**Records for this task:**

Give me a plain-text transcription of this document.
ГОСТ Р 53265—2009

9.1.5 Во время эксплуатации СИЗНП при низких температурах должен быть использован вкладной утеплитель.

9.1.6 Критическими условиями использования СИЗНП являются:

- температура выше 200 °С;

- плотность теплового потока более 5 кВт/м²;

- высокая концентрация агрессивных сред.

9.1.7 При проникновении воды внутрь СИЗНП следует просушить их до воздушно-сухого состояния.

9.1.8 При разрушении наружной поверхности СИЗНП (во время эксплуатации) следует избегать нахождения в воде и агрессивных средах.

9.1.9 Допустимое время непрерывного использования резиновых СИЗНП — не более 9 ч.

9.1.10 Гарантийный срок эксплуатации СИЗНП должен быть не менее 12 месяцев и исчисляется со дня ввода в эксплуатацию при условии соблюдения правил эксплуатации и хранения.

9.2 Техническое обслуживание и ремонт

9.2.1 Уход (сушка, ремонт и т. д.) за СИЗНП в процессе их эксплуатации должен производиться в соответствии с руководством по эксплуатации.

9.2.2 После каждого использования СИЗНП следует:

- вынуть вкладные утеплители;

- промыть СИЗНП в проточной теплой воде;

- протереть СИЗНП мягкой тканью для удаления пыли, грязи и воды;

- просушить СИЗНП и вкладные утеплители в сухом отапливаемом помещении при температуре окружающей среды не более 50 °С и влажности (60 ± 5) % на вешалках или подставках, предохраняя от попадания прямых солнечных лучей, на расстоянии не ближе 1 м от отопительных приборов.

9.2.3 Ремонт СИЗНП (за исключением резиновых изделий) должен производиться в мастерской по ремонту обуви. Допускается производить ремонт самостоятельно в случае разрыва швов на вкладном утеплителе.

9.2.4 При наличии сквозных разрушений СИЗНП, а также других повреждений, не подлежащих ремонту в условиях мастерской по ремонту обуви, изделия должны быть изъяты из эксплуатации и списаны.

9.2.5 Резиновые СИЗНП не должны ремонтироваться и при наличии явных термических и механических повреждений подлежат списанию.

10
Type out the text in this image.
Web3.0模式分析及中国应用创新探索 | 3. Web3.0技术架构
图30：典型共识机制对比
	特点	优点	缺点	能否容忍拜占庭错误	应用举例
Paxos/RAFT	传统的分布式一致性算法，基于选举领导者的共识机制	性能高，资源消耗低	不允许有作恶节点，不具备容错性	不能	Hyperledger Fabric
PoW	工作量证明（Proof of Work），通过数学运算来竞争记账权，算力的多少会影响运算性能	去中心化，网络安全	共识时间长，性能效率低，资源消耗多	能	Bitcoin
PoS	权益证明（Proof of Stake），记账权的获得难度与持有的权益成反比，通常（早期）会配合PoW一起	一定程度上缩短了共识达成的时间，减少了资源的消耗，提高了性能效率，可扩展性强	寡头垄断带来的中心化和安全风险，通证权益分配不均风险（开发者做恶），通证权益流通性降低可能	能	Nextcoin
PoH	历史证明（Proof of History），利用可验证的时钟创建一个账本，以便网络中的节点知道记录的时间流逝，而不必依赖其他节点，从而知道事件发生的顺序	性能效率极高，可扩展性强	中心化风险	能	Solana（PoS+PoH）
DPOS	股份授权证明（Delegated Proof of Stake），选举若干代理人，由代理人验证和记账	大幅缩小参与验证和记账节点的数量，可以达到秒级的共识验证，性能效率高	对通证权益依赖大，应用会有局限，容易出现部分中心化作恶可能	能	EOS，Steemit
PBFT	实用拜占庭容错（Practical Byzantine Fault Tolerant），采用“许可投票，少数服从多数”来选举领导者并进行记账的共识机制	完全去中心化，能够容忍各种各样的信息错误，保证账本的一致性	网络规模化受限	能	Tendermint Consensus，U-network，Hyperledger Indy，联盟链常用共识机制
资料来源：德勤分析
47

**Written problem:** Starting from the line containing "Type out the text in this image.", repeat each line through the end of the entries, exactly.

**Response for this exercise:**
Type out the text in this image.
Web3.0模式分析及中国应用创新探索 | 3. Web3.0技术架构
图30：典型共识机制对比
	特点	优点	缺点	能否容忍拜占庭错误	应用举例
Paxos/RAFT	传统的分布式一致性算法，基于选举领导者的共识机制	性能高，资源消耗低	不允许有作恶节点，不具备容错性	不能	Hyperledger Fabric
PoW	工作量证明（Proof of Work），通过数学运算来竞争记账权，算力的多少会影响运算性能	去中心化，网络安全	共识时间长，性能效率低，资源消耗多	能	Bitcoin
PoS	权益证明（Proof of Stake），记账权的获得难度与持有的权益成反比，通常（早期）会配合PoW一起	一定程度上缩短了共识达成的时间，减少了资源的消耗，提高了性能效率，可扩展性强	寡头垄断带来的中心化和安全风险，通证权益分配不均风险（开发者做恶），通证权益流通性降低可能	能	Nextcoin
PoH	历史证明（Proof of History），利用可验证的时钟创建一个账本，以便网络中的节点知道记录的时间流逝，而不必依赖其他节点，从而知道事件发生的顺序	性能效率极高，可扩展性强	中心化风险	能	Solana（PoS+PoH）
DPOS	股份授权证明（Delegated Proof of Stake），选举若干代理人，由代理人验证和记账	大幅缩小参与验证和记账节点的数量，可以达到秒级的共识验证，性能效率高	对通证权益依赖大，应用会有局限，容易出现部分中心化作恶可能	能	EOS，Steemit
PBFT	实用拜占庭容错（Practical Byzantine Fault Tolerant），采用“许可投票，少数服从多数”来选举领导者并进行记账的共识机制	完全去中心化，能够容忍各种各样的信息错误，保证账本的一致性	网络规模化受限	能	Tendermint Consensus，U-network，Hyperledger Indy，联盟链常用共识机制
资料来源：德勤分析
47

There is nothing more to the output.